Extract the lines that carry the string "Environment" from the listing.
══════════════════════════════
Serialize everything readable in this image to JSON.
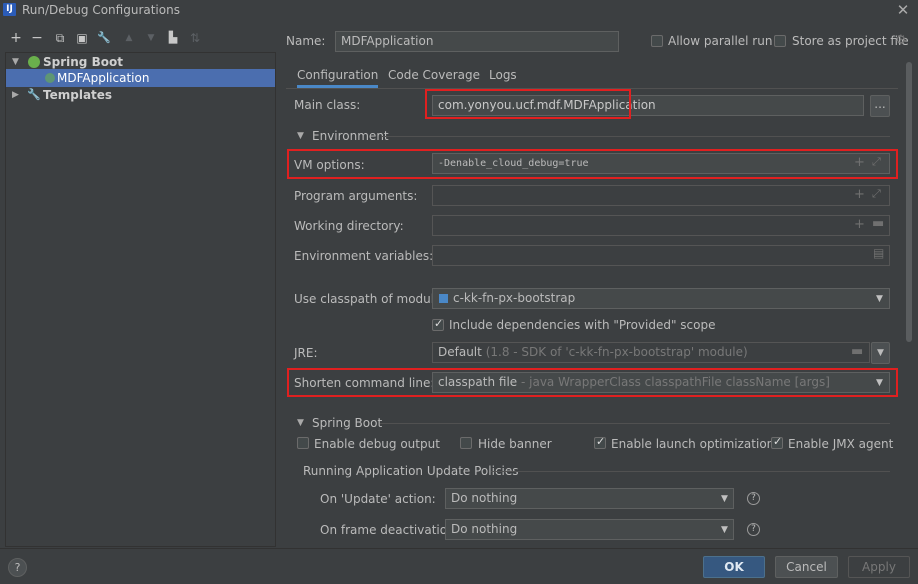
{
  "window": {
    "title": "Run/Debug Configurations",
    "app_icon": "intellij-icon",
    "close_glyph": "✕"
  },
  "toolbar": {
    "add": "+",
    "remove": "−",
    "copy": "⧉",
    "save": "▣",
    "wrench": "🔧",
    "up": "▲",
    "down": "▼",
    "folder": "▙",
    "sort": "⇅"
  },
  "tree": {
    "group_label": "Spring Boot",
    "item_label": "MDFApplication",
    "templates_label": "Templates"
  },
  "name_row": {
    "label": "Name:",
    "value": "MDFApplication",
    "allow_parallel_label": "Allow parallel run",
    "store_project_label": "Store as project file"
  },
  "tabs": [
    "Configuration",
    "Code Coverage",
    "Logs"
  ],
  "form": {
    "main_class_label": "Main class:",
    "main_class_value": "com.yonyou.ucf.mdf.MDFApplication",
    "browse_label": "...",
    "environment_header": "Environment",
    "vm_options_label": "VM options:",
    "vm_options_value": "-Denable_cloud_debug=true",
    "program_args_label": "Program arguments:",
    "working_dir_label": "Working directory:",
    "env_vars_label": "Environment variables:",
    "classpath_module_label": "Use classpath of module:",
    "classpath_module_value": "c-kk-fn-px-bootstrap",
    "include_deps_label": "Include dependencies with \"Provided\" scope",
    "jre_label": "JRE:",
    "jre_value": "Default",
    "jre_hint": "(1.8 - SDK of 'c-kk-fn-px-bootstrap' module)",
    "shorten_label": "Shorten command line:",
    "shorten_value": "classpath file",
    "shorten_hint": "- java WrapperClass classpathFile className [args]",
    "spring_boot_header": "Spring Boot",
    "enable_debug_label": "Enable debug output",
    "hide_banner_label": "Hide banner",
    "launch_opt_label": "Enable launch optimization",
    "jmx_label": "Enable JMX agent",
    "policies_header": "Running Application Update Policies",
    "on_update_label": "On 'Update' action:",
    "on_update_value": "Do nothing",
    "on_frame_label": "On frame deactivation:",
    "on_frame_value": "Do nothing"
  },
  "footer": {
    "help": "?",
    "ok": "OK",
    "cancel": "Cancel",
    "apply": "Apply"
  },
  "colors": {
    "background": "#3c3f41",
    "selection": "#4b6eaf",
    "highlight_box": "#e02020",
    "primary_button": "#365880",
    "tab_underline": "#4a88c7"
  }
}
══════════════════════════════
## Result for this exercise:
    "environment_header": "Environment",
    "env_vars_label": "Environment variables:",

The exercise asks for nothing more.